◆ PROBLEM DESCRIPTION
Note how many lines hold "jarayonining" and report that number by itself.

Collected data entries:
---

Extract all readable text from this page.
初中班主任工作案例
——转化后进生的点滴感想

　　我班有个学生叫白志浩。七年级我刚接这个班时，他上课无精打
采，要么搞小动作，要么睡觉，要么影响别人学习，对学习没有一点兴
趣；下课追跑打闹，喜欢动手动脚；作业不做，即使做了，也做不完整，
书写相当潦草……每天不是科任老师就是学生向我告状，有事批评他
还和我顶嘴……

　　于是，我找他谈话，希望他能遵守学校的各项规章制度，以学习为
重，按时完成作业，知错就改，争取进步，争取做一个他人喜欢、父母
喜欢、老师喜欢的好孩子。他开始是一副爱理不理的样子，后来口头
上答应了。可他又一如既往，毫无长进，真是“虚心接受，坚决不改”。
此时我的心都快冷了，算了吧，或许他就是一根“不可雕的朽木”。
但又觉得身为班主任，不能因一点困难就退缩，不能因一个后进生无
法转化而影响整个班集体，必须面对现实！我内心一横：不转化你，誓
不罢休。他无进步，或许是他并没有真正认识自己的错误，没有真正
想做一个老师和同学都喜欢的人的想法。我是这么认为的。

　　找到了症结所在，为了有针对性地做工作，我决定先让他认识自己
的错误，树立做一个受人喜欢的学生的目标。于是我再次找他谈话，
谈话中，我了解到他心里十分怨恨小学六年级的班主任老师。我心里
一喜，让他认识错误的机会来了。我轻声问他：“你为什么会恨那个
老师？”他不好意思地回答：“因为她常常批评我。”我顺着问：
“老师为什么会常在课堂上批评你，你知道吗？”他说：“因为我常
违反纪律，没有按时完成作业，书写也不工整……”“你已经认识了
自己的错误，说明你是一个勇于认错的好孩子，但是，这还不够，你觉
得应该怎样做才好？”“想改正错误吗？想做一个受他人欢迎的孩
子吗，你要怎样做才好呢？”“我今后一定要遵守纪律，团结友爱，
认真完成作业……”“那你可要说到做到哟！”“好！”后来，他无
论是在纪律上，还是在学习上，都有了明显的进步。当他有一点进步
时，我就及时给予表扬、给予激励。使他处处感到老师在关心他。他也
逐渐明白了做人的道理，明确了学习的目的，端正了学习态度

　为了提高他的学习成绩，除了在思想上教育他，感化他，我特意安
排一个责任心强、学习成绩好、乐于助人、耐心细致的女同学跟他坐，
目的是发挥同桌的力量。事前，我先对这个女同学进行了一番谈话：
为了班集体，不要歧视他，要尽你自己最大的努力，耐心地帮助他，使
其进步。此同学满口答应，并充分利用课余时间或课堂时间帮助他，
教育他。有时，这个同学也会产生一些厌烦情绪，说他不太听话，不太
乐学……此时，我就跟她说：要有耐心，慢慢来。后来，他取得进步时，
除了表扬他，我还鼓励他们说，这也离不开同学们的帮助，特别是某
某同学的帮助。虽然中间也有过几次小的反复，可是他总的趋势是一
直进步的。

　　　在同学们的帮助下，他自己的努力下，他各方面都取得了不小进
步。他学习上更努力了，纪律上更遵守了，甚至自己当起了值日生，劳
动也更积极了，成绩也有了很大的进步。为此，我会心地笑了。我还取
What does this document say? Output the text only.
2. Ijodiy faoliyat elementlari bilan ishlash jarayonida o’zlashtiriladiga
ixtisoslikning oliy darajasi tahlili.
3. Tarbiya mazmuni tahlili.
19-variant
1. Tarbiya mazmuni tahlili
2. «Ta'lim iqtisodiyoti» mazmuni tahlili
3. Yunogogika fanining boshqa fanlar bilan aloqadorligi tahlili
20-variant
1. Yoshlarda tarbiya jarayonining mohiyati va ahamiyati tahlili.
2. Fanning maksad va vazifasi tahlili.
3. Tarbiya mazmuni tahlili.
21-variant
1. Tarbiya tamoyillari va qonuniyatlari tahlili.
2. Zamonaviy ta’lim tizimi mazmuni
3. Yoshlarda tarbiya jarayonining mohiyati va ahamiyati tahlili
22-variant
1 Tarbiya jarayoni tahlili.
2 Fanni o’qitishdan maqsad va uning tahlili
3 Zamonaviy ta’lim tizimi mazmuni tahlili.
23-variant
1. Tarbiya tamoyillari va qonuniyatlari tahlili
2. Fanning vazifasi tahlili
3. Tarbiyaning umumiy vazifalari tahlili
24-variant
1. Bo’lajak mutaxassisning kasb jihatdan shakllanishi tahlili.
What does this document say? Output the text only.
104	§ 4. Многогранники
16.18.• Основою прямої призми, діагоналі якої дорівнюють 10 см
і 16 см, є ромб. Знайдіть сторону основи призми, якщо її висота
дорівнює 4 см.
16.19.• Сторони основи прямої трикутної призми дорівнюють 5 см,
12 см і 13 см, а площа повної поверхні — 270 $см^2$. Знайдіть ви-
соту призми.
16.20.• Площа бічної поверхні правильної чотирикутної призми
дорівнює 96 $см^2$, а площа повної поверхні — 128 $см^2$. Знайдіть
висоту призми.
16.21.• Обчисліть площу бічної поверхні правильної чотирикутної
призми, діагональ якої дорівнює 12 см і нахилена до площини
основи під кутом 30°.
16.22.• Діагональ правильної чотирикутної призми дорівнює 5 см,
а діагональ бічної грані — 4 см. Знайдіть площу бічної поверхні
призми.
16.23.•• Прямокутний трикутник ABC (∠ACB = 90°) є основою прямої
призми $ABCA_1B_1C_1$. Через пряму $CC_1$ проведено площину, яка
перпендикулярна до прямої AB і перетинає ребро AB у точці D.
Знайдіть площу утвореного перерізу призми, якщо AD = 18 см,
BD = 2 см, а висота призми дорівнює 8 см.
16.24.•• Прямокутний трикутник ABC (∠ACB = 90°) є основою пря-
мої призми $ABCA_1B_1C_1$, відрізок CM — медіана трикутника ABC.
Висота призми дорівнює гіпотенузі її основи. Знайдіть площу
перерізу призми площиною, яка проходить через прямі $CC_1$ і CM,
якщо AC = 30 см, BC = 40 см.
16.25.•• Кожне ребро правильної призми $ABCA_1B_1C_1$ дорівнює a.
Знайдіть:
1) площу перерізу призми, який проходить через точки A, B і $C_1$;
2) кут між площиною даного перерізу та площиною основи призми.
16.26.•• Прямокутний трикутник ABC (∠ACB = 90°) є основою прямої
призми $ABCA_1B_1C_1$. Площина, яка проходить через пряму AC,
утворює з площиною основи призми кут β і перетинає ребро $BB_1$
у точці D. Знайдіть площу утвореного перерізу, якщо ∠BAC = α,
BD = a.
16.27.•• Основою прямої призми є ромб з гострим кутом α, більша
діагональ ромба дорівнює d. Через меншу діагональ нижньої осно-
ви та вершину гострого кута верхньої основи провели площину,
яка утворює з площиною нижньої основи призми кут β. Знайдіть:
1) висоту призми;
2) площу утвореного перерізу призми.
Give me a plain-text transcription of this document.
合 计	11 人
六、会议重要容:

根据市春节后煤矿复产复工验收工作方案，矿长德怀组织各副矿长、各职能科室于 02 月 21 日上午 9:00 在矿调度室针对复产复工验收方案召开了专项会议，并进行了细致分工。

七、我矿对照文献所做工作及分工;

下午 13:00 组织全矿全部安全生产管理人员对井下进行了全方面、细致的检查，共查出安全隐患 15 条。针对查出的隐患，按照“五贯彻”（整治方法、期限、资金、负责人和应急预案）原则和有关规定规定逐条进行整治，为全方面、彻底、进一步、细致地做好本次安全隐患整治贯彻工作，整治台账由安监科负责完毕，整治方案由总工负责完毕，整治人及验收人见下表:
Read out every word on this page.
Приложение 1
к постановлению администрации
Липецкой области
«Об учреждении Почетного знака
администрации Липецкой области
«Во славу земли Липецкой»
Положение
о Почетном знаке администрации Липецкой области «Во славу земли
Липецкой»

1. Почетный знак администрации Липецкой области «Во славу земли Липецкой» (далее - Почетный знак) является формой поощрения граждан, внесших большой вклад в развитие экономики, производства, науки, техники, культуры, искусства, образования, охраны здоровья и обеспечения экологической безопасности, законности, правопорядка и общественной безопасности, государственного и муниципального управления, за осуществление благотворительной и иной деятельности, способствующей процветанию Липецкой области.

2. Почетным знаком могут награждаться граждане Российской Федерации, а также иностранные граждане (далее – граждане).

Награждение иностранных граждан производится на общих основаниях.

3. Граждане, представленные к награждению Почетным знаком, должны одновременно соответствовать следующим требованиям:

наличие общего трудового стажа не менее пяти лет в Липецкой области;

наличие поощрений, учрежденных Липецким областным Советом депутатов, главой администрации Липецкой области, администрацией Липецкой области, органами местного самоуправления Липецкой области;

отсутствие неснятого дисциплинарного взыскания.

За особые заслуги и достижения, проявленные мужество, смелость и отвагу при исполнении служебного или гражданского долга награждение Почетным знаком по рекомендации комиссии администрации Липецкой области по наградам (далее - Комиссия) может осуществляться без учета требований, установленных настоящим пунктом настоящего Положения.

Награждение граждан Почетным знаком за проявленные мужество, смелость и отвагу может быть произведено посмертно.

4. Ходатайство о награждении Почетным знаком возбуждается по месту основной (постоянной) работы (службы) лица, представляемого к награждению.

---

◆ THE RESULT
2